(Raw records)

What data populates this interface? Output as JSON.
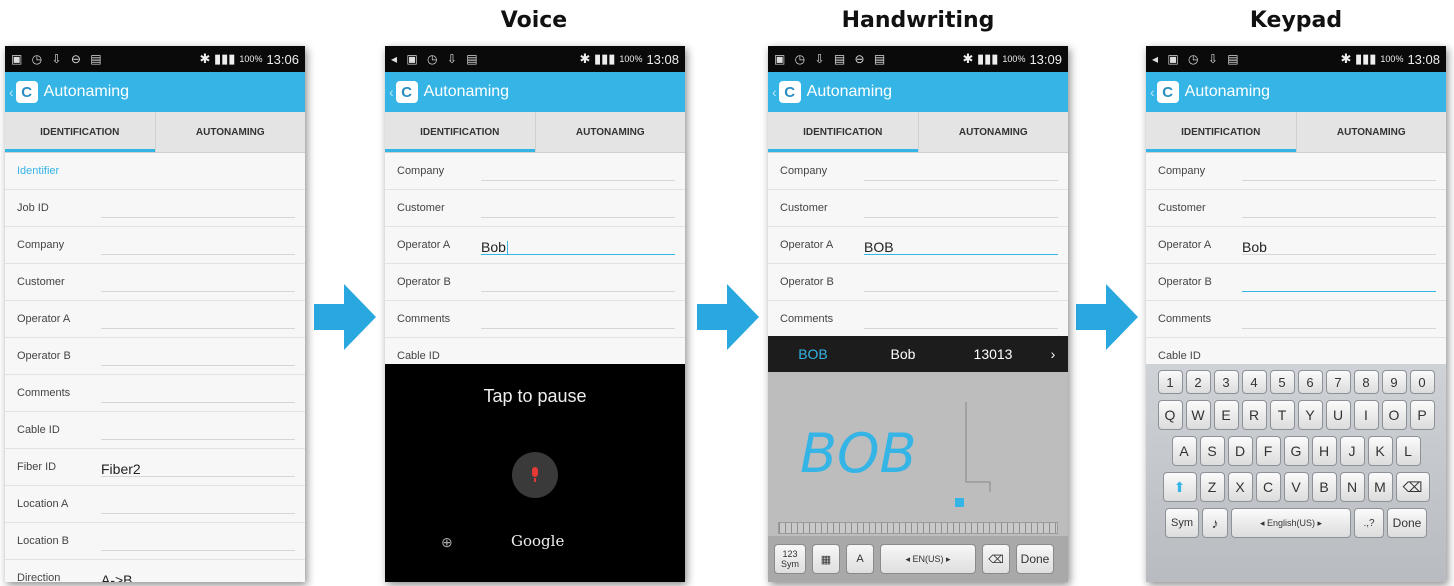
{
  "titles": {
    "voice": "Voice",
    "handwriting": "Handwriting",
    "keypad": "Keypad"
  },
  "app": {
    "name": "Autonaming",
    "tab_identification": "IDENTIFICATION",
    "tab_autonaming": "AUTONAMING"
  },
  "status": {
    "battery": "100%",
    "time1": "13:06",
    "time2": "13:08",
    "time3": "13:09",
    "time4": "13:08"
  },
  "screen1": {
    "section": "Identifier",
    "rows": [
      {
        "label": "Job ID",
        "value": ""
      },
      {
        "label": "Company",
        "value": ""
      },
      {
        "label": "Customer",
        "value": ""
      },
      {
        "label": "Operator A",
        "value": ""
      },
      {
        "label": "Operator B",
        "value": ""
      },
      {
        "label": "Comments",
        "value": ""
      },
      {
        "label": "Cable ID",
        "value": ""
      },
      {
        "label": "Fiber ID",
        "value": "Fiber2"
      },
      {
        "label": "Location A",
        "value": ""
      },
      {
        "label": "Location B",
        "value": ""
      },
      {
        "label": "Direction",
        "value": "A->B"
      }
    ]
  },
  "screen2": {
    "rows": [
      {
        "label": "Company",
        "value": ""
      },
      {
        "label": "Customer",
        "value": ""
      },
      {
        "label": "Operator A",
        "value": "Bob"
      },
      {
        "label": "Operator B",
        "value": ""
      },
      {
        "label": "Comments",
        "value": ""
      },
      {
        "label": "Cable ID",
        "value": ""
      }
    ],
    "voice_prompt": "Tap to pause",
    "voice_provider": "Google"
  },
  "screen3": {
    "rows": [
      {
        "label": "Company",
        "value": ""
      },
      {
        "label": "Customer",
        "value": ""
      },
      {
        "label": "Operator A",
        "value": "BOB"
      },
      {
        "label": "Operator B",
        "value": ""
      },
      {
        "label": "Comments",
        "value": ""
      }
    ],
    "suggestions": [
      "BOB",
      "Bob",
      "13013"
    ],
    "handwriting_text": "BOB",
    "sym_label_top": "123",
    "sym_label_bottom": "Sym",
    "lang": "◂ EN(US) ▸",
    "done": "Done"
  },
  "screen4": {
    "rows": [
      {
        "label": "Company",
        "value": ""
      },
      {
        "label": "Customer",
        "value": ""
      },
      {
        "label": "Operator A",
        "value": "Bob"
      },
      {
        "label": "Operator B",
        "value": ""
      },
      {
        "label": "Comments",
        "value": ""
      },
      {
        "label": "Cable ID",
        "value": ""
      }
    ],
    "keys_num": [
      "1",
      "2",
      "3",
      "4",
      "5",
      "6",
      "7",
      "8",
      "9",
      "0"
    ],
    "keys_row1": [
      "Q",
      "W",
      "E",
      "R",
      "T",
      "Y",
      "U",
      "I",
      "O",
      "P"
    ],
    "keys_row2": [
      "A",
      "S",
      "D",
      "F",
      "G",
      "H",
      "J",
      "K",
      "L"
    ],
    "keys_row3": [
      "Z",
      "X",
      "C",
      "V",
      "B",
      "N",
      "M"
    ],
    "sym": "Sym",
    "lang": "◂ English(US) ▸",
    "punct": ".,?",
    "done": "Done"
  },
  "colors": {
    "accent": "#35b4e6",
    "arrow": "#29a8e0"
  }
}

Problem description - The records above need to be restated word for word, with the pictures left out.

Response -
What data populates this interface? Output as JSON.
{
  "titles": {
    "voice": "Voice",
    "handwriting": "Handwriting",
    "keypad": "Keypad"
  },
  "app": {
    "name": "Autonaming",
    "tab_identification": "IDENTIFICATION",
    "tab_autonaming": "AUTONAMING"
  },
  "status": {
    "battery": "100%",
    "time1": "13:06",
    "time2": "13:08",
    "time3": "13:09",
    "time4": "13:08"
  },
  "screen1": {
    "section": "Identifier",
    "rows": [
      {
        "label": "Job ID",
        "value": ""
      },
      {
        "label": "Company",
        "value": ""
      },
      {
        "label": "Customer",
        "value": ""
      },
      {
        "label": "Operator A",
        "value": ""
      },
      {
        "label": "Operator B",
        "value": ""
      },
      {
        "label": "Comments",
        "value": ""
      },
      {
        "label": "Cable ID",
        "value": ""
      },
      {
        "label": "Fiber ID",
        "value": "Fiber2"
      },
      {
        "label": "Location A",
        "value": ""
      },
      {
        "label": "Location B",
        "value": ""
      },
      {
        "label": "Direction",
        "value": "A->B"
      }
    ]
  },
  "screen2": {
    "rows": [
      {
        "label": "Company",
        "value": ""
      },
      {
        "label": "Customer",
        "value": ""
      },
      {
        "label": "Operator A",
        "value": "Bob"
      },
      {
        "label": "Operator B",
        "value": ""
      },
      {
        "label": "Comments",
        "value": ""
      },
      {
        "label": "Cable ID",
        "value": ""
      }
    ],
    "voice_prompt": "Tap to pause",
    "voice_provider": "Google"
  },
  "screen3": {
    "rows": [
      {
        "label": "Company",
        "value": ""
      },
      {
        "label": "Customer",
        "value": ""
      },
      {
        "label": "Operator A",
        "value": "BOB"
      },
      {
        "label": "Operator B",
        "value": ""
      },
      {
        "label": "Comments",
        "value": ""
      }
    ],
    "suggestions": [
      "BOB",
      "Bob",
      "13013"
    ],
    "handwriting_text": "BOB",
    "sym_label_top": "123",
    "sym_label_bottom": "Sym",
    "lang": "◂ EN(US) ▸",
    "done": "Done"
  },
  "screen4": {
    "rows": [
      {
        "label": "Company",
        "value": ""
      },
      {
        "label": "Customer",
        "value": ""
      },
      {
        "label": "Operator A",
        "value": "Bob"
      },
      {
        "label": "Operator B",
        "value": ""
      },
      {
        "label": "Comments",
        "value": ""
      },
      {
        "label": "Cable ID",
        "value": ""
      }
    ],
    "keys_num": [
      "1",
      "2",
      "3",
      "4",
      "5",
      "6",
      "7",
      "8",
      "9",
      "0"
    ],
    "keys_row1": [
      "Q",
      "W",
      "E",
      "R",
      "T",
      "Y",
      "U",
      "I",
      "O",
      "P"
    ],
    "keys_row2": [
      "A",
      "S",
      "D",
      "F",
      "G",
      "H",
      "J",
      "K",
      "L"
    ],
    "keys_row3": [
      "Z",
      "X",
      "C",
      "V",
      "B",
      "N",
      "M"
    ],
    "sym": "Sym",
    "lang": "◂ English(US) ▸",
    "punct": ".,?",
    "done": "Done"
  },
  "colors": {
    "accent": "#35b4e6",
    "arrow": "#29a8e0"
  }
}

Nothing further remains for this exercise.